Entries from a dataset
= = = = = = =
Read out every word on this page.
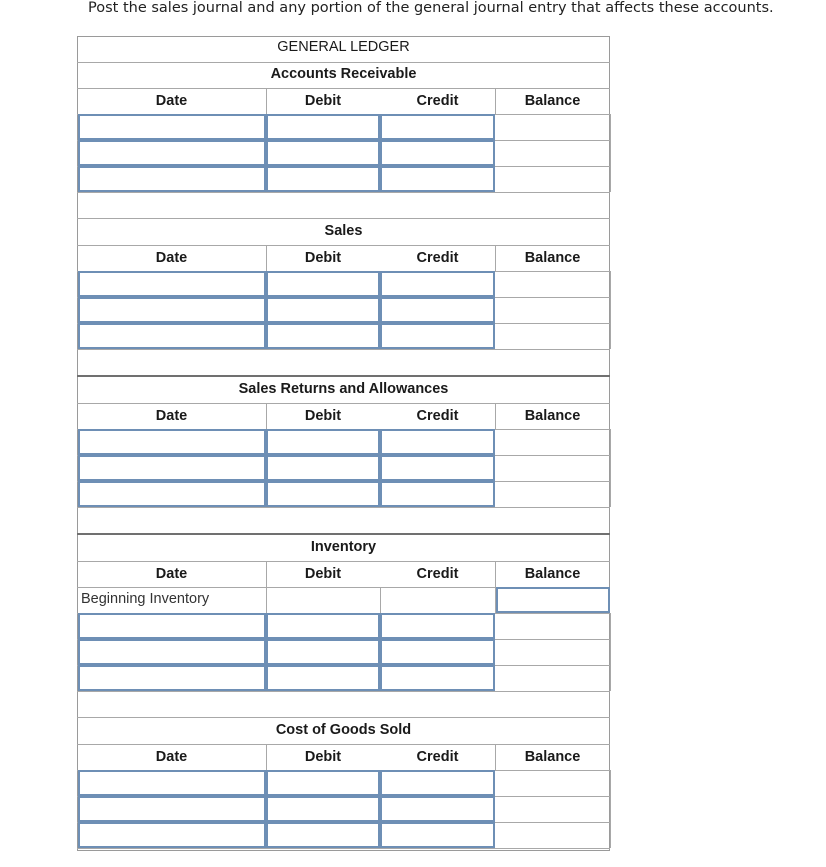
Post the sales journal and any portion of the general journal entry that affects these accounts.
GENERAL LEDGER
Accounts Receivable
Date	Debit	Credit	Balance
Sales
Date	Debit	Credit	Balance
Sales Returns and Allowances
Date	Debit	Credit	Balance
Inventory
Date	Debit	Credit	Balance
Beginning Inventory
Cost of Goods Sold
Date	Debit	Credit	Balance
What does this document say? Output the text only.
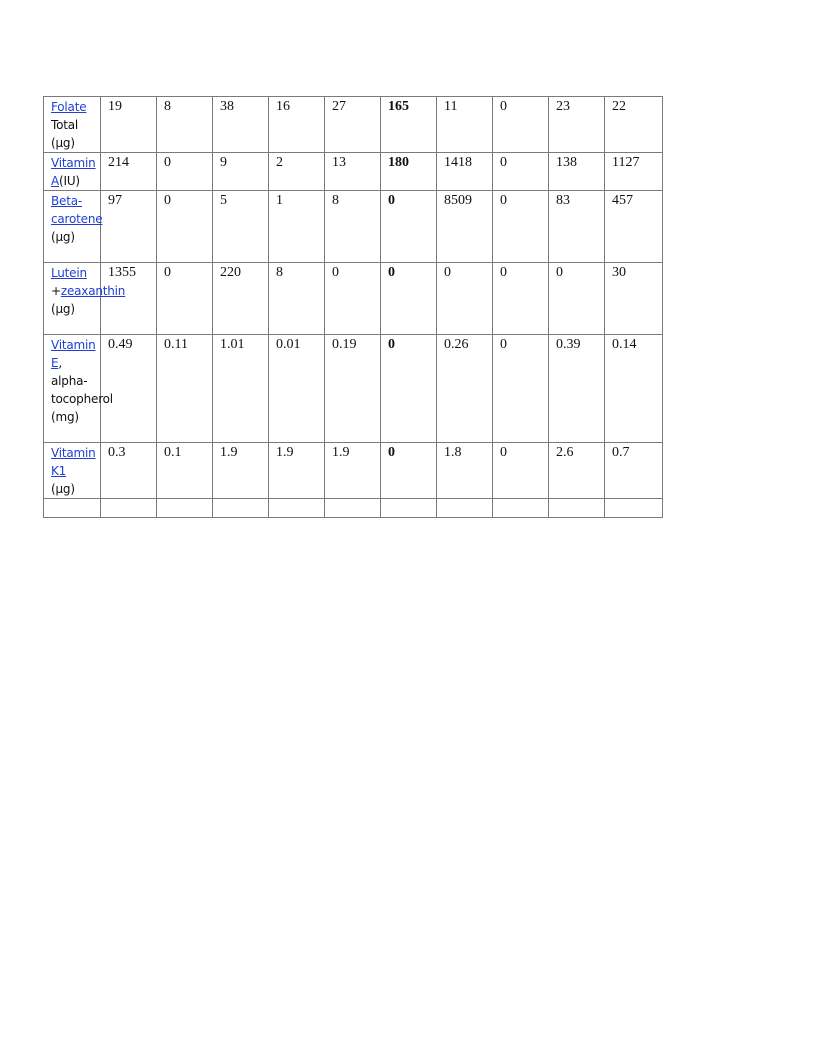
Folate
Total (µg)	19	8	38	16	27	165	11	0	23	22
Vitamin A(IU)	214	0	9	2	13	180	1418	0	138	1127
Beta-carotene
(µg)	97	0	5	1	8	0	8509	0	83	457
Lutein
+zeaxanthin
(µg)	1355	0	220	8	0	0	0	0	0	30
Vitamin E, alpha-tocopherol (mg)	0.49	0.11	1.01	0.01	0.19	0	0.26	0	0.39	0.14
Vitamin K1
(µg)	0.3	0.1	1.9	1.9	1.9	0	1.8	0	2.6	0.7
= = = = = = =
Transcribe the records above exactly, omitting every picture they contain.

Answer to this problem
Read out every word on this page.
Post the sales journal and any portion of the general journal entry that affects these accounts.
GENERAL LEDGER
Accounts Receivable
Date	Debit	Credit	Balance
Sales
Date	Debit	Credit	Balance
Sales Returns and Allowances
Date	Debit	Credit	Balance
Inventory
Date	Debit	Credit	Balance
Beginning Inventory
Cost of Goods Sold
Date	Debit	Credit	Balance
What does this document say? Output the text only.
Folate
Total (µg)	19	8	38	16	27	165	11	0	23	22
Vitamin A(IU)	214	0	9	2	13	180	1418	0	138	1127
Beta-carotene
(µg)	97	0	5	1	8	0	8509	0	83	457
Lutein
+zeaxanthin
(µg)	1355	0	220	8	0	0	0	0	0	30
Vitamin E, alpha-tocopherol (mg)	0.49	0.11	1.01	0.01	0.19	0	0.26	0	0.39	0.14
Vitamin K1
(µg)	0.3	0.1	1.9	1.9	1.9	0	1.8	0	2.6	0.7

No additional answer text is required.